* **MATERIAL**:
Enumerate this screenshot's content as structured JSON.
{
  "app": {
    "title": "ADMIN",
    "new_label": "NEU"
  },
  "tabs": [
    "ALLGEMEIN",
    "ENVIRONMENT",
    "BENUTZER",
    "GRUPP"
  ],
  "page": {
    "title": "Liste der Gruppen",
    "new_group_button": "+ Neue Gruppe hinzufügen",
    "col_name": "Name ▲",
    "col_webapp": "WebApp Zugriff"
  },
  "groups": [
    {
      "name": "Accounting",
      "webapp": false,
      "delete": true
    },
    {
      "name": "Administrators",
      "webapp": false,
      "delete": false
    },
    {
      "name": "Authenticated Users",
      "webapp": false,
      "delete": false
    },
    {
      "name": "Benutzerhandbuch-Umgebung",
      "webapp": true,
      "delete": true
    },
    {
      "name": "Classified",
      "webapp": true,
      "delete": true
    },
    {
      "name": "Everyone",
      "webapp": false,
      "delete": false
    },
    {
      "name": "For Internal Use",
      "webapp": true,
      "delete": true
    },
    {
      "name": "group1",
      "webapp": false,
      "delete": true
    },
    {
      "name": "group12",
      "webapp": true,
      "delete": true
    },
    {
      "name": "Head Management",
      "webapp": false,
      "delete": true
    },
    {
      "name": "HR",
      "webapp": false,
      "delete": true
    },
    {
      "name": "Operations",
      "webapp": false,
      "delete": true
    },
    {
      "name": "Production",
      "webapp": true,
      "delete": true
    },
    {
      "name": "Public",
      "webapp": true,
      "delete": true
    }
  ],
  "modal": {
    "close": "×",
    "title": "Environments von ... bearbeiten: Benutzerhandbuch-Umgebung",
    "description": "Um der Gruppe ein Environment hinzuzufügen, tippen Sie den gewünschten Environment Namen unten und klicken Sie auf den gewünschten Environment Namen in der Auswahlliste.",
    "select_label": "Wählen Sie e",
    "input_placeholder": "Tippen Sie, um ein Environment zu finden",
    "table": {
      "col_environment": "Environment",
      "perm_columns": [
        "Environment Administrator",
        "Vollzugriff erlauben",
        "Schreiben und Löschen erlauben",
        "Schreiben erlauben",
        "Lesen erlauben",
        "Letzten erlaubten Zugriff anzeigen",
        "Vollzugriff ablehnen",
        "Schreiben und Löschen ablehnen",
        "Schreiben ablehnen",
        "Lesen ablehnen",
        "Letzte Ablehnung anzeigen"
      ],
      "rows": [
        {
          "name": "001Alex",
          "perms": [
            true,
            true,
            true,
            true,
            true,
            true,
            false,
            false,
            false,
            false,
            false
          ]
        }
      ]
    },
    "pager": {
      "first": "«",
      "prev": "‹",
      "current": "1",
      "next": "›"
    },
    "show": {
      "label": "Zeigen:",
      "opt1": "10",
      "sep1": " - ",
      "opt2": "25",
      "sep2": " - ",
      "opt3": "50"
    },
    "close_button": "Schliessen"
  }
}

* **PROBLEM TO SOLVE**:
Would you copy out each line exactly as written?

* **FINAL RESULT**:
Enumerate this screenshot's content as structured JSON.
{
  "app": {
    "title": "ADMIN",
    "new_label": "NEU"
  },
  "tabs": [
    "ALLGEMEIN",
    "ENVIRONMENT",
    "BENUTZER",
    "GRUPP"
  ],
  "page": {
    "title": "Liste der Gruppen",
    "new_group_button": "+ Neue Gruppe hinzufügen",
    "col_name": "Name ▲",
    "col_webapp": "WebApp Zugriff"
  },
  "groups": [
    {
      "name": "Accounting",
      "webapp": false,
      "delete": true
    },
    {
      "name": "Administrators",
      "webapp": false,
      "delete": false
    },
    {
      "name": "Authenticated Users",
      "webapp": false,
      "delete": false
    },
    {
      "name": "Benutzerhandbuch-Umgebung",
      "webapp": true,
      "delete": true
    },
    {
      "name": "Classified",
      "webapp": true,
      "delete": true
    },
    {
      "name": "Everyone",
      "webapp": false,
      "delete": false
    },
    {
      "name": "For Internal Use",
      "webapp": true,
      "delete": true
    },
    {
      "name": "group1",
      "webapp": false,
      "delete": true
    },
    {
      "name": "group12",
      "webapp": true,
      "delete": true
    },
    {
      "name": "Head Management",
      "webapp": false,
      "delete": true
    },
    {
      "name": "HR",
      "webapp": false,
      "delete": true
    },
    {
      "name": "Operations",
      "webapp": false,
      "delete": true
    },
    {
      "name": "Production",
      "webapp": true,
      "delete": true
    },
    {
      "name": "Public",
      "webapp": true,
      "delete": true
    }
  ],
  "modal": {
    "close": "×",
    "title": "Environments von ... bearbeiten: Benutzerhandbuch-Umgebung",
    "description": "Um der Gruppe ein Environment hinzuzufügen, tippen Sie den gewünschten Environment Namen unten und klicken Sie auf den gewünschten Environment Namen in der Auswahlliste.",
    "select_label": "Wählen Sie e",
    "input_placeholder": "Tippen Sie, um ein Environment zu finden",
    "table": {
      "col_environment": "Environment",
      "perm_columns": [
        "Environment Administrator",
        "Vollzugriff erlauben",
        "Schreiben und Löschen erlauben",
        "Schreiben erlauben",
        "Lesen erlauben",
        "Letzten erlaubten Zugriff anzeigen",
        "Vollzugriff ablehnen",
        "Schreiben und Löschen ablehnen",
        "Schreiben ablehnen",
        "Lesen ablehnen",
        "Letzte Ablehnung anzeigen"
      ],
      "rows": [
        {
          "name": "001Alex",
          "perms": [
            true,
            true,
            true,
            true,
            true,
            true,
            false,
            false,
            false,
            false,
            false
          ]
        }
      ]
    },
    "pager": {
      "first": "«",
      "prev": "‹",
      "current": "1",
      "next": "›"
    },
    "show": {
      "label": "Zeigen:",
      "opt1": "10",
      "sep1": " - ",
      "opt2": "25",
      "sep2": " - ",
      "opt3": "50"
    },
    "close_button": "Schliessen"
  }
}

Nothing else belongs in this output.